Scan the lines below for the word "nous". Copy each line you find it in.

=====

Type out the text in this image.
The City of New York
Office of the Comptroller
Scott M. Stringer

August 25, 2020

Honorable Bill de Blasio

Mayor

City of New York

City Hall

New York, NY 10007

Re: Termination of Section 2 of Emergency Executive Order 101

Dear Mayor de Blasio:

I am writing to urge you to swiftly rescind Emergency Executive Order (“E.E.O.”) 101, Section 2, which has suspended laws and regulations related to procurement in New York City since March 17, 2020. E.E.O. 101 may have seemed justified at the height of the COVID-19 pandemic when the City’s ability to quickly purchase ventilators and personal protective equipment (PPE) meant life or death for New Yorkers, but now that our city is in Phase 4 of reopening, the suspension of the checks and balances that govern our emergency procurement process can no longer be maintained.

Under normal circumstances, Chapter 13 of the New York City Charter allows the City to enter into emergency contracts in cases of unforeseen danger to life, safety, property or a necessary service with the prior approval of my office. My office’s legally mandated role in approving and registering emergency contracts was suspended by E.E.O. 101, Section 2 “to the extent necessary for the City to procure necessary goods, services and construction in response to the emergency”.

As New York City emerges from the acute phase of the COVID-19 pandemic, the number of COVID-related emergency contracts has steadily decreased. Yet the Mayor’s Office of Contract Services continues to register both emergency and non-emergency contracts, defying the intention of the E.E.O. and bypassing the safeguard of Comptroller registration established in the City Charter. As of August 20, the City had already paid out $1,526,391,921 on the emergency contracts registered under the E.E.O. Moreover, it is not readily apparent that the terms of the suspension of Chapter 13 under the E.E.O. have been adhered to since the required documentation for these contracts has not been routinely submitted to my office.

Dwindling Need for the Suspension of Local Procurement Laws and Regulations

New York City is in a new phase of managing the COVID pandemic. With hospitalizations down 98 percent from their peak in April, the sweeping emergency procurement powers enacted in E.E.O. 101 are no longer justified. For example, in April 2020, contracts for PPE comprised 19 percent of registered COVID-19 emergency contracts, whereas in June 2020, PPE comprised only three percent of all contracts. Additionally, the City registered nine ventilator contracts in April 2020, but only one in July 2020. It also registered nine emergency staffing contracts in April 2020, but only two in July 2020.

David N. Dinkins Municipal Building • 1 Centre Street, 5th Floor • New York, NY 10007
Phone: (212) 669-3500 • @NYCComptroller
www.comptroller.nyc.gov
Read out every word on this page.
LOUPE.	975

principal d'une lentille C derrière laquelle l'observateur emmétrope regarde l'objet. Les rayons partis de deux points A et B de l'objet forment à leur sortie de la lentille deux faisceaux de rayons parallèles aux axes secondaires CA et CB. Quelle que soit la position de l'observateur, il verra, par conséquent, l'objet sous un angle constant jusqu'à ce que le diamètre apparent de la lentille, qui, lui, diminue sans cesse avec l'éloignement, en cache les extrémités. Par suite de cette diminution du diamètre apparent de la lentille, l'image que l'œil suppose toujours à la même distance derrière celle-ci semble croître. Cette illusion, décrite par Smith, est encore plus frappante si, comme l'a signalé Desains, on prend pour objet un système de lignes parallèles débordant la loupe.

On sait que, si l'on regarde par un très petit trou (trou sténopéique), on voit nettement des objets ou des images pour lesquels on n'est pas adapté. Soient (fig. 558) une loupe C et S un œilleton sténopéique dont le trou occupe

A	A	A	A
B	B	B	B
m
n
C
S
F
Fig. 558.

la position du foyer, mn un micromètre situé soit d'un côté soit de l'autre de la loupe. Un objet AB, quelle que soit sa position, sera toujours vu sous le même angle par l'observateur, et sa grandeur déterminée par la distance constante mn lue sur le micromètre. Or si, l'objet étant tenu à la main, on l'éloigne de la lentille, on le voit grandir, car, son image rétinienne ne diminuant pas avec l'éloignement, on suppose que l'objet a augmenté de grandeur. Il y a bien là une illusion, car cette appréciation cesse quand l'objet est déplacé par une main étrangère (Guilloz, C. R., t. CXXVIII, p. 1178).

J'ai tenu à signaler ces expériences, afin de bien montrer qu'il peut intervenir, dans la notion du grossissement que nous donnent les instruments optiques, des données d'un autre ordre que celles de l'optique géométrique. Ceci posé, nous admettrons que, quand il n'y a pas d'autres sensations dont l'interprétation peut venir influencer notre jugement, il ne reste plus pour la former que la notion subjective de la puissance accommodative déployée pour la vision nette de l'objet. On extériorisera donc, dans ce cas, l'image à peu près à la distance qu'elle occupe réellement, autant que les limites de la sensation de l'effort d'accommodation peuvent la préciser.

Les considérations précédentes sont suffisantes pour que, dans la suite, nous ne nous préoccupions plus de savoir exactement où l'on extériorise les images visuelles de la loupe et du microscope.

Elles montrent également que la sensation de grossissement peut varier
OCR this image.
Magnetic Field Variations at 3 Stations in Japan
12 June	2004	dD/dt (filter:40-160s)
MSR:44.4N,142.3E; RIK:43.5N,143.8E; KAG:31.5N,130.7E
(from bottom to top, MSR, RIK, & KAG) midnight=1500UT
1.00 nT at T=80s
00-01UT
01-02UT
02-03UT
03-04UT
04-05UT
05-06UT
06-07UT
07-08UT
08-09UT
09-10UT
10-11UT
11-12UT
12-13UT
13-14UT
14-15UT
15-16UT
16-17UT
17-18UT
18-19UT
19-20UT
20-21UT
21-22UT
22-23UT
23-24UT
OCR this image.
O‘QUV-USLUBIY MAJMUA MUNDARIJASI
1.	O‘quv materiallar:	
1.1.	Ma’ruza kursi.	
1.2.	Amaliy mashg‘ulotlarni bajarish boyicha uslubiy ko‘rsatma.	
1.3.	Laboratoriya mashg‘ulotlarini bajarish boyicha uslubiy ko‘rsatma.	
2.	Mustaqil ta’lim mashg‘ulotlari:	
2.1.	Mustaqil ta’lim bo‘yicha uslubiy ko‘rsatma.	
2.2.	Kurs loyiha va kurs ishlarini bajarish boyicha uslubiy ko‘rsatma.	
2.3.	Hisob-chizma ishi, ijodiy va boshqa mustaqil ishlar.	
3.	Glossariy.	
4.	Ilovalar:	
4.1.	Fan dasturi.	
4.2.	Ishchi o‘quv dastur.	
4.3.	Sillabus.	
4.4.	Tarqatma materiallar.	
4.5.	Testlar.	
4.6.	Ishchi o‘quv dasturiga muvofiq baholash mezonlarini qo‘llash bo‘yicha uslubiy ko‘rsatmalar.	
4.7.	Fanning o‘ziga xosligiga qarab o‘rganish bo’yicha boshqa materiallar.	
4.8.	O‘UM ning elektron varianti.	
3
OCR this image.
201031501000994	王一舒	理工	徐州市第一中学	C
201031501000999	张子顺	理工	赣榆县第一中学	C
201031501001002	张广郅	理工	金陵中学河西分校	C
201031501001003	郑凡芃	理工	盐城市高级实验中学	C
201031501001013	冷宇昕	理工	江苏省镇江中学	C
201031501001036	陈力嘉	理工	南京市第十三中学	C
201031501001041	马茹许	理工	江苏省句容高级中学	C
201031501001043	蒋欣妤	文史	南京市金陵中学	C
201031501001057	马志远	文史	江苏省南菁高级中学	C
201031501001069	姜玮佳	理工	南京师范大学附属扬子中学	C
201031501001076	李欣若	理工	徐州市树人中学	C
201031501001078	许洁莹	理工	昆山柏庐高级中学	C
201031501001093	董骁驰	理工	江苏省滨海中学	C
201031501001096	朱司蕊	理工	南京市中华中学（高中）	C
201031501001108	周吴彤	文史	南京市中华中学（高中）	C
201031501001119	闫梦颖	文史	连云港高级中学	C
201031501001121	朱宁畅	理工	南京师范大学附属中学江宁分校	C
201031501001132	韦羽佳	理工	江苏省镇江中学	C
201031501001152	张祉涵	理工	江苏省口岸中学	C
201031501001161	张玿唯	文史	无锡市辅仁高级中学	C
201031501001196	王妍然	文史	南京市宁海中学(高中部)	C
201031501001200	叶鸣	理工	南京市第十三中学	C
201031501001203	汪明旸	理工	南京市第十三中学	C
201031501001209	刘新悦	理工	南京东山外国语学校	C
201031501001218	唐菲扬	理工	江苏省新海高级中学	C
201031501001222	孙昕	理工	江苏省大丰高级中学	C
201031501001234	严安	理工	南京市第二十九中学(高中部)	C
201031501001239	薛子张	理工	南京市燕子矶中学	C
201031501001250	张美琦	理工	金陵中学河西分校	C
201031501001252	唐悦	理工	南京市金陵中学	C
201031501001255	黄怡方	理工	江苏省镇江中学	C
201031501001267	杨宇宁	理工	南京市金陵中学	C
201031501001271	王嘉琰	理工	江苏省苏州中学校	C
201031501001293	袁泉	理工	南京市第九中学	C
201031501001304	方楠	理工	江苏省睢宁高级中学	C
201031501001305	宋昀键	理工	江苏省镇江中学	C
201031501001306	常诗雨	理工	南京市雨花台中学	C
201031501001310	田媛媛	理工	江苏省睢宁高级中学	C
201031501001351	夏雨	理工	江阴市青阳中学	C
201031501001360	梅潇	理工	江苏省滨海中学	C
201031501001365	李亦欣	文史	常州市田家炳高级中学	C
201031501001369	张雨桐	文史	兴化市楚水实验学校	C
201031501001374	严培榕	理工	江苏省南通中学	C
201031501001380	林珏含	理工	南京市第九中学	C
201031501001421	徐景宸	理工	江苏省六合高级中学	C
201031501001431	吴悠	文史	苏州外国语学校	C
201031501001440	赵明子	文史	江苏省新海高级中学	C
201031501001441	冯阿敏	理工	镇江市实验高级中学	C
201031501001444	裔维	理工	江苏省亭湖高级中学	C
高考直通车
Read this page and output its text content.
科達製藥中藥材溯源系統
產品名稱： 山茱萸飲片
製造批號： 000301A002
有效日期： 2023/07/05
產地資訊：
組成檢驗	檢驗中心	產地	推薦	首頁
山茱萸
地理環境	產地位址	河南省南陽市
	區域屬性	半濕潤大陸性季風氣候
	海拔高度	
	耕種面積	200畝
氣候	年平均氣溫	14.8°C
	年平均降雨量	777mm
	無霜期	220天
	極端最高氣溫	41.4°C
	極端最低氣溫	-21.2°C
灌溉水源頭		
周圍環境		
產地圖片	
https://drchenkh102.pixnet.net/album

=====

— Solution to this exercise —
J'ai tenu à signaler ces expériences, afin de bien montrer qu'il peut intervenir, dans la notion du grossissement que nous donnent les instruments optiques, des données d'un autre ordre que celles de l'optique géométrique. Ceci posé, nous admettrons que, quand il n'y a pas d'autres sensations dont l'interprétation peut venir influencer notre jugement, il ne reste plus pour la former que la notion subjective de la puissance accommodative déployée pour la vision nette de l'objet. On extériorisera donc, dans ce cas, l'image à peu près à la distance qu'elle occupe réellement, autant que les limites de la sensation de l'effort d'accommodation peuvent la préciser.
Les considérations précédentes sont suffisantes pour que, dans la suite, nous ne nous préoccupions plus de savoir exactement où l'on extériorise les images visuelles de la loupe et du microscope.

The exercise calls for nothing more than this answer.